:: INPUT MATERIAL

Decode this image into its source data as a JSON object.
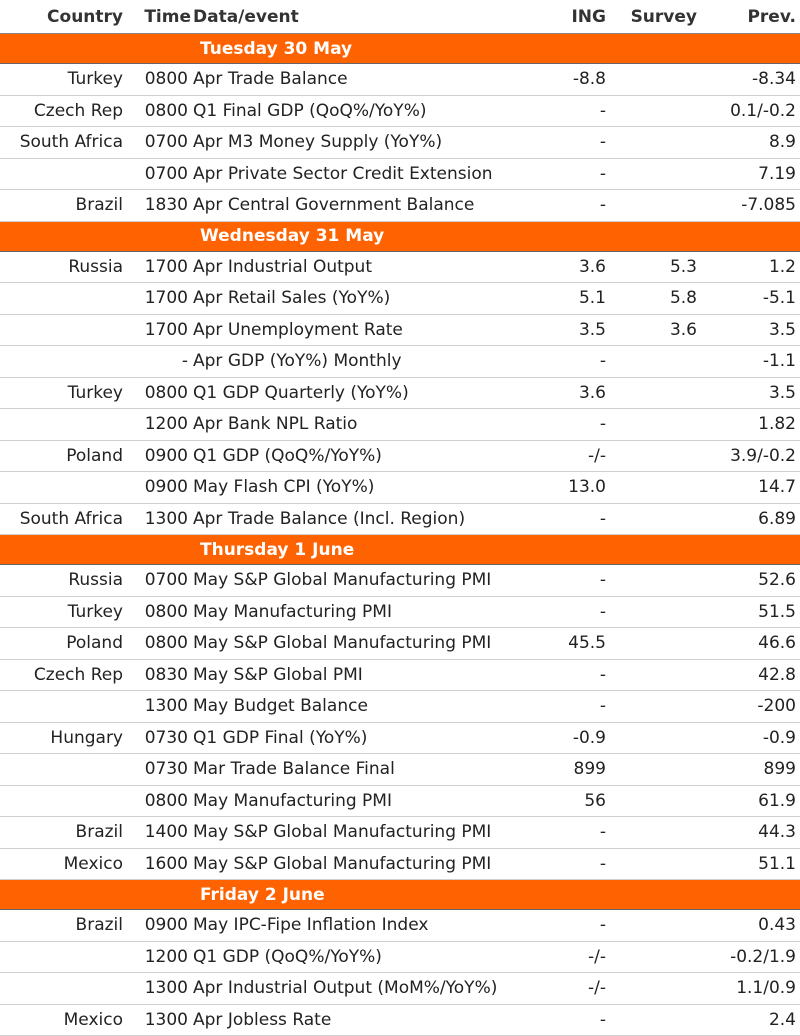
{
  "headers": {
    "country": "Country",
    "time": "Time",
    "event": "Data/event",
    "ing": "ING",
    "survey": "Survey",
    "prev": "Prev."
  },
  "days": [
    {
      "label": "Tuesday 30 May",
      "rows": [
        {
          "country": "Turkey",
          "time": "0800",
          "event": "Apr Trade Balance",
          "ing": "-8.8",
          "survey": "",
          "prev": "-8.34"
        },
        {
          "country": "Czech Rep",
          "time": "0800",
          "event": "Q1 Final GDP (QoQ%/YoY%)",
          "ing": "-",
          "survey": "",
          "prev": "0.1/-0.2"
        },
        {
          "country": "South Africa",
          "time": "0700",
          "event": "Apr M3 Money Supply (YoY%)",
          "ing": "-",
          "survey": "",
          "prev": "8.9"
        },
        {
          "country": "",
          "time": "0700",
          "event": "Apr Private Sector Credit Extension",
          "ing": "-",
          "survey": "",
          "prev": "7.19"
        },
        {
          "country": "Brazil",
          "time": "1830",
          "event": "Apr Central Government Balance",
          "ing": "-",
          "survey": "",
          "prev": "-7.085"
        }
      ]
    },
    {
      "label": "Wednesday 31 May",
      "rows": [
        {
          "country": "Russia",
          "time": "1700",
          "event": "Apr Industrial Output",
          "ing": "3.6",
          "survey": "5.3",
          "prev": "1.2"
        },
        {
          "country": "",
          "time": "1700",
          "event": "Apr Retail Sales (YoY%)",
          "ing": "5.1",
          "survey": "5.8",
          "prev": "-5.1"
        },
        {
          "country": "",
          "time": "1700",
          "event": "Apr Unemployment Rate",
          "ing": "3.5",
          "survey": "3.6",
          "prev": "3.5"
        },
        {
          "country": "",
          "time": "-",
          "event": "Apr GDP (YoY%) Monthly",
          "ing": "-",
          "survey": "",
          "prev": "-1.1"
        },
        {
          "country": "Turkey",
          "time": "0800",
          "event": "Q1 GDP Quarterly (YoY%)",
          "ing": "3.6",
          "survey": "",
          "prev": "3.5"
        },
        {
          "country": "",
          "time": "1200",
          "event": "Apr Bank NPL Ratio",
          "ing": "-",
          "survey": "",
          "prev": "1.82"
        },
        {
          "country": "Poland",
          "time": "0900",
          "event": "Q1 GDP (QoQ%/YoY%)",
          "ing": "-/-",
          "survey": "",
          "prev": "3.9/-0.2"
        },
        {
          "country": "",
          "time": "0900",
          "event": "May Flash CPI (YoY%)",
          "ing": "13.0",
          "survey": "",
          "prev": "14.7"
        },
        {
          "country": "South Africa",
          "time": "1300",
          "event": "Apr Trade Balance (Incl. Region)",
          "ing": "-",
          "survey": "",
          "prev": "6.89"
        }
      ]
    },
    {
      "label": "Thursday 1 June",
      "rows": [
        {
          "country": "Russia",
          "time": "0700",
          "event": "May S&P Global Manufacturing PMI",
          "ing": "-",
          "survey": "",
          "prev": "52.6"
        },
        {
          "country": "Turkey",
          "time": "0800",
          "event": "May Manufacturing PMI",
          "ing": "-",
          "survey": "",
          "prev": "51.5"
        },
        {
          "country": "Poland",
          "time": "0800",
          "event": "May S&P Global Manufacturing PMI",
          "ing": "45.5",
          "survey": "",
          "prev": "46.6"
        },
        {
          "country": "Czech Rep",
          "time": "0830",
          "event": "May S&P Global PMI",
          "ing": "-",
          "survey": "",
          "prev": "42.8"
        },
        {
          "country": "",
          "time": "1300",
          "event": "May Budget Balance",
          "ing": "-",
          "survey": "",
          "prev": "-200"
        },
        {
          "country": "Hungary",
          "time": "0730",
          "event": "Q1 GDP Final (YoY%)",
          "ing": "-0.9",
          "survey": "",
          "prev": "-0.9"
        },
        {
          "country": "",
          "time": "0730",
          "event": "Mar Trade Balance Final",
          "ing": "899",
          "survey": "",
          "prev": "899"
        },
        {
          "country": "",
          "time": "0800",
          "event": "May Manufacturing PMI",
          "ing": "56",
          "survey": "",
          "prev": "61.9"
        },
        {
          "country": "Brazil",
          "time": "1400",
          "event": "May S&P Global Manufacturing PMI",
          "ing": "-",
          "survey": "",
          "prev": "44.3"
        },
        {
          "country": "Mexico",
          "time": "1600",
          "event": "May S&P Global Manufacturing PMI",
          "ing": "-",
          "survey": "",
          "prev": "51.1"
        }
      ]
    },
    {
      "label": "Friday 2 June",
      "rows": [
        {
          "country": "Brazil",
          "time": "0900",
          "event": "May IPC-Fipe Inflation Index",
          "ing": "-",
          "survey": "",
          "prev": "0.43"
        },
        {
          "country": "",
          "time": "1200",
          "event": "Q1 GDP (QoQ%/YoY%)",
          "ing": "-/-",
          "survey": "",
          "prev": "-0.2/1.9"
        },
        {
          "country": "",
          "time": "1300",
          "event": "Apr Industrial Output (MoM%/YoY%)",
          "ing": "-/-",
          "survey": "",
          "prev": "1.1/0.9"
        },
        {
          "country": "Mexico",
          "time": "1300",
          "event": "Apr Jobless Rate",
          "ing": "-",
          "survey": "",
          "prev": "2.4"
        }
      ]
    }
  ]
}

::::
:: INPUT MATERIAL

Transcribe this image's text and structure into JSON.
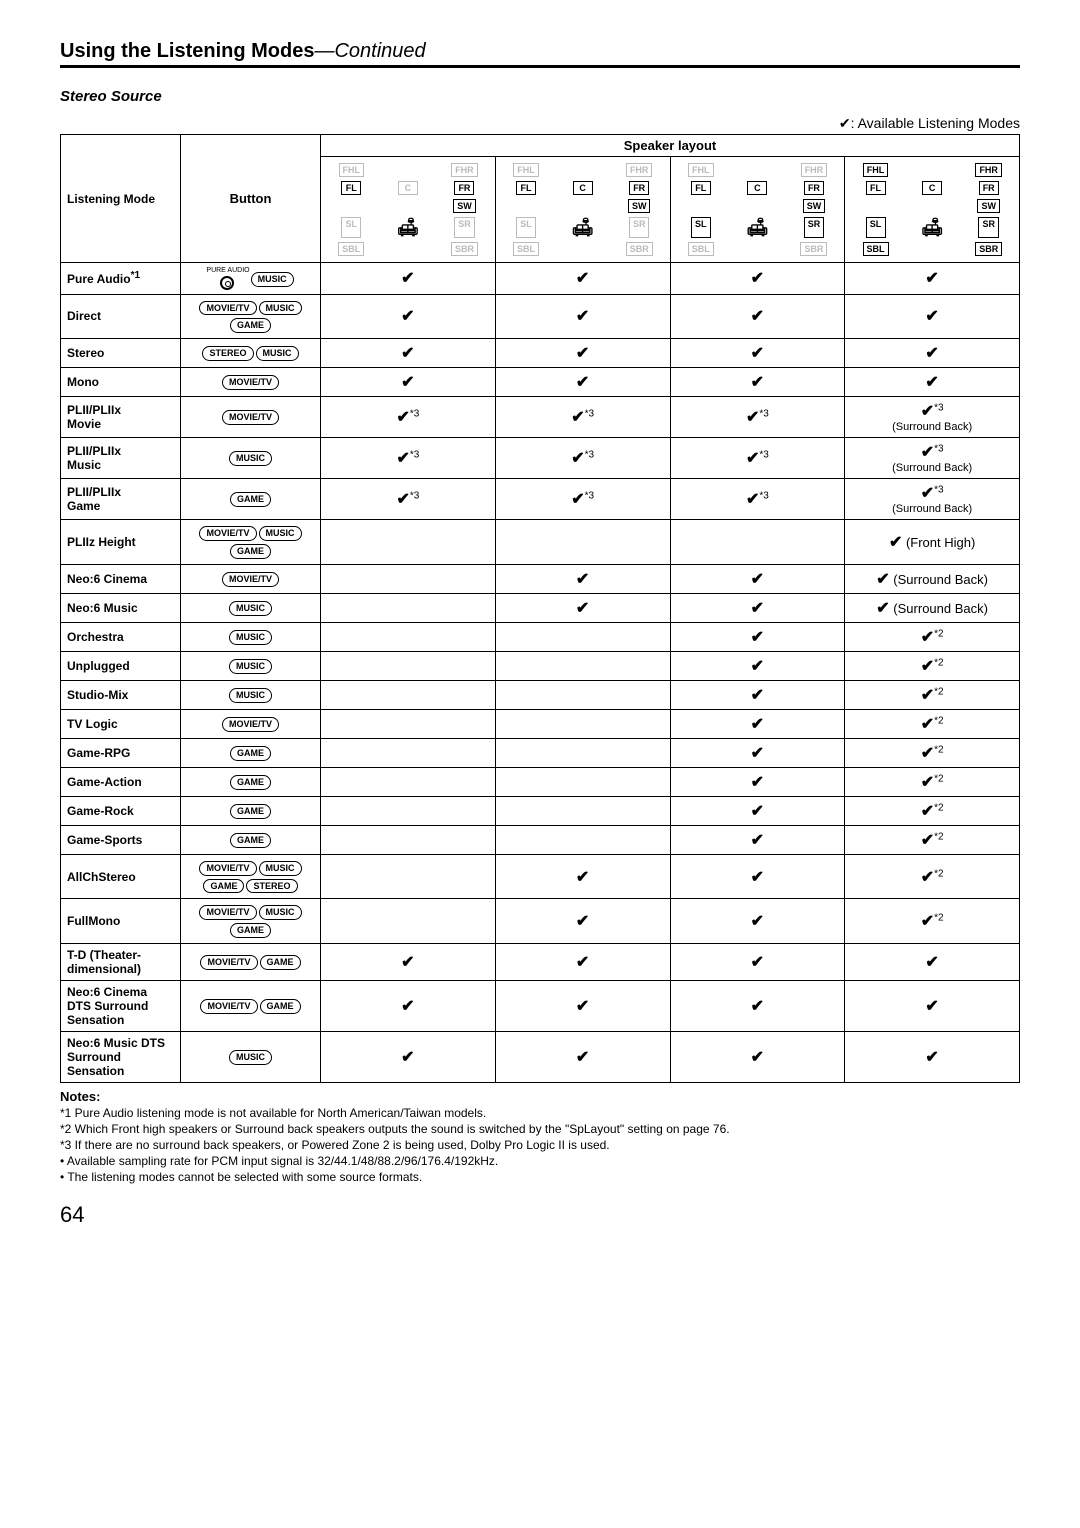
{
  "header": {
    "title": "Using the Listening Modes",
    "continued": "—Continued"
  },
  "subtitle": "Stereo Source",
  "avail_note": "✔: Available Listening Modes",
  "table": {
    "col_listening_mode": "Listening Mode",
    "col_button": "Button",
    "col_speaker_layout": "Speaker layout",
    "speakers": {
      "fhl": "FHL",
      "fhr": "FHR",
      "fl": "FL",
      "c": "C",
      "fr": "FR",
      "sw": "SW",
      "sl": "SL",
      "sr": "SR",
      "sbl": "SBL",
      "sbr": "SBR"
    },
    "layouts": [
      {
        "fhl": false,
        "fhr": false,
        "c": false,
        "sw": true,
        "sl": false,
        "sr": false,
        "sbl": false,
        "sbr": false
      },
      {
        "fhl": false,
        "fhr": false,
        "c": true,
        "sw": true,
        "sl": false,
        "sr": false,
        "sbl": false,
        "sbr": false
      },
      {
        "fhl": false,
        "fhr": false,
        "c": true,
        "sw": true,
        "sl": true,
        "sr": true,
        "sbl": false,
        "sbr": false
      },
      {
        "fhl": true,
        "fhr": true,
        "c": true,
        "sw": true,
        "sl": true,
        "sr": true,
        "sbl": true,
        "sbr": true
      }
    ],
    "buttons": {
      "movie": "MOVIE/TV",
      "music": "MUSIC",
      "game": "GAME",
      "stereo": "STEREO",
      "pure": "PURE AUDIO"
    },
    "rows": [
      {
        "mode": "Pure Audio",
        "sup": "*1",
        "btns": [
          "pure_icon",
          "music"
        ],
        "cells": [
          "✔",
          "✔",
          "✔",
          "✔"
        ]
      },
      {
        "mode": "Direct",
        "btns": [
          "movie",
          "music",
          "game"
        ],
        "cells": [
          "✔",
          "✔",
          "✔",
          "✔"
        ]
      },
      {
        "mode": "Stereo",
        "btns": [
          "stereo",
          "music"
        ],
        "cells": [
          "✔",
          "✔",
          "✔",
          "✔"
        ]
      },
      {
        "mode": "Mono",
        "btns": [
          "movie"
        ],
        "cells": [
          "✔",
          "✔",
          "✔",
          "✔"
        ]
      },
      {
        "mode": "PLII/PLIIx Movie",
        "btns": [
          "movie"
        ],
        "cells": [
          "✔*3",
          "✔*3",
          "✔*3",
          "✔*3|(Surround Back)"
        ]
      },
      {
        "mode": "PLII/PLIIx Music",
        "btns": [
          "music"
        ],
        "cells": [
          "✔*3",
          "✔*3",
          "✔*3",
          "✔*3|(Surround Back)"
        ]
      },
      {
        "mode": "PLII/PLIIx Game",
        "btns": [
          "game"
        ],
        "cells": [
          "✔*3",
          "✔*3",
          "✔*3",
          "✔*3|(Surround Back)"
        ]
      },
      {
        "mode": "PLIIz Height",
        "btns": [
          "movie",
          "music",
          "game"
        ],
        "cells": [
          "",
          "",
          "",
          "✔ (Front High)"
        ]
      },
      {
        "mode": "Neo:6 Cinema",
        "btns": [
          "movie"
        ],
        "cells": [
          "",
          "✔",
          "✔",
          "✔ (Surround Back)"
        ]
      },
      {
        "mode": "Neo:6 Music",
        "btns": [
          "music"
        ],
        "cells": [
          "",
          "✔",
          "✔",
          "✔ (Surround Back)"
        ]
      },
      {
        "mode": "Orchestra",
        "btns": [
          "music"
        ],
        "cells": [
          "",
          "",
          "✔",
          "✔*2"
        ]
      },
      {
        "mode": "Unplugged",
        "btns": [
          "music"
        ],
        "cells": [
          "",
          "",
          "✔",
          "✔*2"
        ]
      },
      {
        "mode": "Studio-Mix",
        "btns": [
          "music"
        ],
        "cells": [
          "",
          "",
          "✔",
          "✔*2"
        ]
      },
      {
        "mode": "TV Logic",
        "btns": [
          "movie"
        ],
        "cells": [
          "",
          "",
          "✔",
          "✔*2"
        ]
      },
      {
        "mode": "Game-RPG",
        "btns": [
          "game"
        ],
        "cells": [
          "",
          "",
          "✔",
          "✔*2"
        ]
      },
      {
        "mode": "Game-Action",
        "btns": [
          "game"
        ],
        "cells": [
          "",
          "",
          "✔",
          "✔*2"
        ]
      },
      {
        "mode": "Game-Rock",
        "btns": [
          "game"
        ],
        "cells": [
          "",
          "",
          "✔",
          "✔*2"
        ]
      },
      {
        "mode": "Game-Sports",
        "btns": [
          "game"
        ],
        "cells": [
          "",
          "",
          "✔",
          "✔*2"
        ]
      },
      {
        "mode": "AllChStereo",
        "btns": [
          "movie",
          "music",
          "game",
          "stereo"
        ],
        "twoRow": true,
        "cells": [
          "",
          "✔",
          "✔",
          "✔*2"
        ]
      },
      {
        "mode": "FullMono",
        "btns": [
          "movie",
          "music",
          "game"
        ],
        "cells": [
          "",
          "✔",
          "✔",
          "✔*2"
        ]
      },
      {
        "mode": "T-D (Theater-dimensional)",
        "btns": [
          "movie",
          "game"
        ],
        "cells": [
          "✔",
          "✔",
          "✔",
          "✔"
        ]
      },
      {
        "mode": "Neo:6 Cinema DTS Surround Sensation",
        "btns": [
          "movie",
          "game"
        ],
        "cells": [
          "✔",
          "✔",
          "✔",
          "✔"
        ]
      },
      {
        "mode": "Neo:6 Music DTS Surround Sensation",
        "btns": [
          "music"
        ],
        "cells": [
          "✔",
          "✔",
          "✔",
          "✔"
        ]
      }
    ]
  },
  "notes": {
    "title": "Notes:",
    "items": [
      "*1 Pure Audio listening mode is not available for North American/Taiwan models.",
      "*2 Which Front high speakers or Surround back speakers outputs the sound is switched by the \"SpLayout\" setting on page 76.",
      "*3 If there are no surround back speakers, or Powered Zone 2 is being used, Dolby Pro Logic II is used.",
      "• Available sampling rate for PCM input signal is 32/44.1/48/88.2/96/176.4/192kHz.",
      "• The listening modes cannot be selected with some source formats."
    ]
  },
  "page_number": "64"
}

::::
:: INPUT MATERIAL

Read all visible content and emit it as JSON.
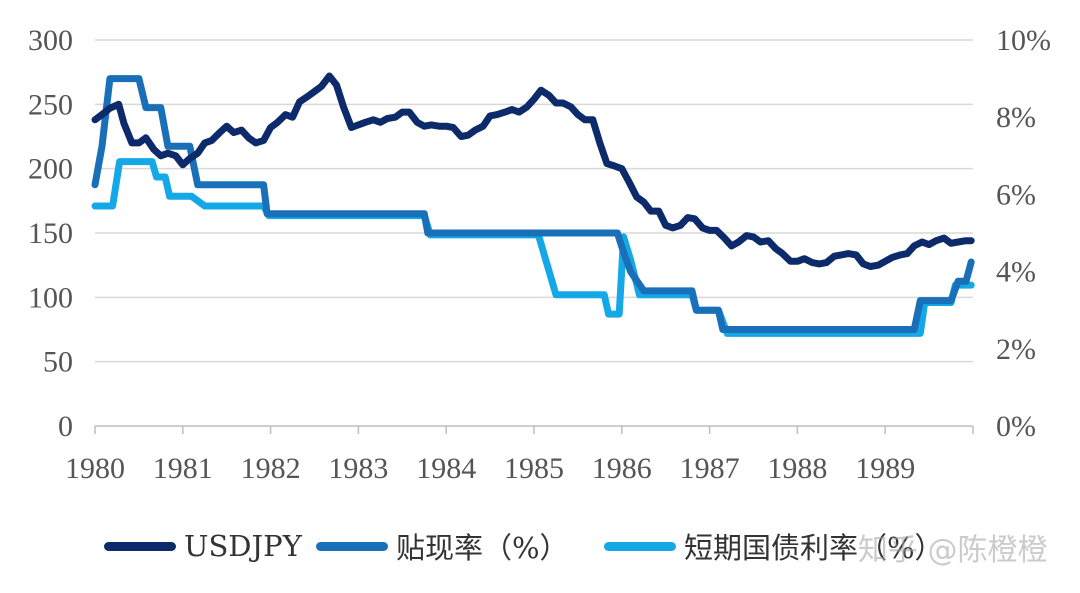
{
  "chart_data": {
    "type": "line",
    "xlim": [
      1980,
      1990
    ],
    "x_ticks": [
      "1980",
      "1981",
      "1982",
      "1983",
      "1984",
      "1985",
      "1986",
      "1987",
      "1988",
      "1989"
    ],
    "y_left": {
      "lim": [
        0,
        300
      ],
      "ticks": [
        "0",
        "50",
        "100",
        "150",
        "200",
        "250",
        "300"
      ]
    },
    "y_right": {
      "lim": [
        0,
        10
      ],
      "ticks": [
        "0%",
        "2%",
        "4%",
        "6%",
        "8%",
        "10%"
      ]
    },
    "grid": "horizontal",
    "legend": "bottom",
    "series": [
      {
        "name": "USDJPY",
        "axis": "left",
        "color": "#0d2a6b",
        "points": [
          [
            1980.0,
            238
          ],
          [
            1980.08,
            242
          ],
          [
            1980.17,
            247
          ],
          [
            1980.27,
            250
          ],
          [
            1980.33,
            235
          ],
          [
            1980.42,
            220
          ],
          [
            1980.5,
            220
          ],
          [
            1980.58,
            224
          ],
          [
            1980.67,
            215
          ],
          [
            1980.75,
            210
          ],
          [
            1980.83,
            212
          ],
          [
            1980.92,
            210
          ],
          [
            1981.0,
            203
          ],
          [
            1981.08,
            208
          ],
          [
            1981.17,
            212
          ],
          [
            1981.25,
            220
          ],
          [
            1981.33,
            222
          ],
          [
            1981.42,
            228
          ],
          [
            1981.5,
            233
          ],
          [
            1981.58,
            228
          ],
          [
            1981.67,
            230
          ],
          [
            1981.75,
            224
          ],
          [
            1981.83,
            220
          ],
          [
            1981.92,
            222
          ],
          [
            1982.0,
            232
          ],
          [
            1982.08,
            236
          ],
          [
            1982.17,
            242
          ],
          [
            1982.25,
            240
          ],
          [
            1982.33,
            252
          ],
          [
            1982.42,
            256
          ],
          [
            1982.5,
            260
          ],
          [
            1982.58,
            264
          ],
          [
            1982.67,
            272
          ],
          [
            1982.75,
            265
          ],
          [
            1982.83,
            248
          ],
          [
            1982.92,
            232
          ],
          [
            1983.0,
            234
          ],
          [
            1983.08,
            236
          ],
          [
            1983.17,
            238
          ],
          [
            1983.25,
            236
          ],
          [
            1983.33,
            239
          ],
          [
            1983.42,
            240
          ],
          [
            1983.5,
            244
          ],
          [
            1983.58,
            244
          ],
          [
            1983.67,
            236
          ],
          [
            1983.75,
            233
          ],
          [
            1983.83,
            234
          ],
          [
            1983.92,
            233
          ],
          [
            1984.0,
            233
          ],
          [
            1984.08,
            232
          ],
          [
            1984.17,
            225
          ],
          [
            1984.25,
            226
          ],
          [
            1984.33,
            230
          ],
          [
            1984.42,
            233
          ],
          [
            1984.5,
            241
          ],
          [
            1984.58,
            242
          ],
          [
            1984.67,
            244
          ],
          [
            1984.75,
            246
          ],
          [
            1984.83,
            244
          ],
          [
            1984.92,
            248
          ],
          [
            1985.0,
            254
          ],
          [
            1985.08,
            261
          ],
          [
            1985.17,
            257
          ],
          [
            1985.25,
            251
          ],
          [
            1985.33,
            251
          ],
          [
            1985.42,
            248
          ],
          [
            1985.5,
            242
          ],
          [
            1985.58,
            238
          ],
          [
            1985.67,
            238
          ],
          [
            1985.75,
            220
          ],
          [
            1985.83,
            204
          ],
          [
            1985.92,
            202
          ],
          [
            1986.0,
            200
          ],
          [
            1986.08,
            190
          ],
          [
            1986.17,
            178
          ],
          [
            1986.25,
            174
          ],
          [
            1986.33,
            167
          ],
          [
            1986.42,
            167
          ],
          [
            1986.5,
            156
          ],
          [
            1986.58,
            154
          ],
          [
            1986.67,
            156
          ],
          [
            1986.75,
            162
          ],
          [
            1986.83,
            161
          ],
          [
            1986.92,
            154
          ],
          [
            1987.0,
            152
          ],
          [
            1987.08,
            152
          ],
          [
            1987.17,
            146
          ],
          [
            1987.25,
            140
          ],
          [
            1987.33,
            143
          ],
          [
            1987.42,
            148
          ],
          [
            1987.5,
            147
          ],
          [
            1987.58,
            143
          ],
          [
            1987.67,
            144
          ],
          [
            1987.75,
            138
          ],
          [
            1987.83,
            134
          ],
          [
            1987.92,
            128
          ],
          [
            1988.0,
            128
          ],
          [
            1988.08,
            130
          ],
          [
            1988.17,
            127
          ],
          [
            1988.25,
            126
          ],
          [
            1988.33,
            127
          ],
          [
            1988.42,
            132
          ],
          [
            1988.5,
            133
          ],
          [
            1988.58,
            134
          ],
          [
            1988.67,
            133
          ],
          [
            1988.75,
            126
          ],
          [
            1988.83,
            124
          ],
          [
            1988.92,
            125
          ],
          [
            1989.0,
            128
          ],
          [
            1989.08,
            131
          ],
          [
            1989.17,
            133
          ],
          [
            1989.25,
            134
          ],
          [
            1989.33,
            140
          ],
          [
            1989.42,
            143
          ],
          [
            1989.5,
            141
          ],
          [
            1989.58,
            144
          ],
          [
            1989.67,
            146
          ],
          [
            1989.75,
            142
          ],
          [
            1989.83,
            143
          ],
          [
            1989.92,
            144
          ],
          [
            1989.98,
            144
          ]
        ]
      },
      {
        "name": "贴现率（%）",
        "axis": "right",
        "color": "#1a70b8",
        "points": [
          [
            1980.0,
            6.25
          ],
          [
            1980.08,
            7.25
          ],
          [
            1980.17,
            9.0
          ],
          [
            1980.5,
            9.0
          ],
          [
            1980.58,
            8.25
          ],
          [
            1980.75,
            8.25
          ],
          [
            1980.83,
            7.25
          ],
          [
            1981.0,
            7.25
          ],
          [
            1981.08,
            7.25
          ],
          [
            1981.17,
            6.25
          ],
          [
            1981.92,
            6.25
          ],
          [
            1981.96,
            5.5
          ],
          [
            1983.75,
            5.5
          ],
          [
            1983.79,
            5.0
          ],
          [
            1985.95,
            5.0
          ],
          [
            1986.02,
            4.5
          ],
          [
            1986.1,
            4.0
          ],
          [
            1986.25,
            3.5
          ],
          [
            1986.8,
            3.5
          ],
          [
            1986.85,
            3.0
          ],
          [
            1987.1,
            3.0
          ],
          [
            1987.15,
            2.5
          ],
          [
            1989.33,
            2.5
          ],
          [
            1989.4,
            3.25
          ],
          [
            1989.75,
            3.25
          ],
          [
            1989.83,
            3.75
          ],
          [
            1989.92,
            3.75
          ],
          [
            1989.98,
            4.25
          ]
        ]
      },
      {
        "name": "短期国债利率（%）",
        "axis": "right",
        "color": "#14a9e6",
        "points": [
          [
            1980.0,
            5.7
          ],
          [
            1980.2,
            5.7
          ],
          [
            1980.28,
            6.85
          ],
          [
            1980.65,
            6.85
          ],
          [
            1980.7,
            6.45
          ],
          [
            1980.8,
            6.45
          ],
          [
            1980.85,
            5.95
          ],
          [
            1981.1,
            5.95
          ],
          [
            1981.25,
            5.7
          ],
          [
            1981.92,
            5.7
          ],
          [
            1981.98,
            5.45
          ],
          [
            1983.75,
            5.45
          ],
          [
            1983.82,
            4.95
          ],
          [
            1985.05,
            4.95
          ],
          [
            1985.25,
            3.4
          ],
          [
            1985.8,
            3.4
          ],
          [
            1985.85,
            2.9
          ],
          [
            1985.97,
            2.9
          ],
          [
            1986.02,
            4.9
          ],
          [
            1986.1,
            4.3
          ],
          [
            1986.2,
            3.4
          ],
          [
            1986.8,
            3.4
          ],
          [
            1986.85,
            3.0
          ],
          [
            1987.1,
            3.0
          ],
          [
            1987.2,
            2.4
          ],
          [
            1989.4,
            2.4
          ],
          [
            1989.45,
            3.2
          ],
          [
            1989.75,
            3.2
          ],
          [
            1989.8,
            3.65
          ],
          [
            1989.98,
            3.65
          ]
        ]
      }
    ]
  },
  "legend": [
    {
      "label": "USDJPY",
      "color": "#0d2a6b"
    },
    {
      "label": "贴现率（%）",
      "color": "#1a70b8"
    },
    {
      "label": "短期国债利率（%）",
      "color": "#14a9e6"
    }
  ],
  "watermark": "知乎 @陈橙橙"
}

::::

Which lines hold the word "Sensation"? Copy all of them.

        "mode": "Neo:6 Cinema DTS Surround Sensation",
        "mode": "Neo:6 Music DTS Surround Sensation",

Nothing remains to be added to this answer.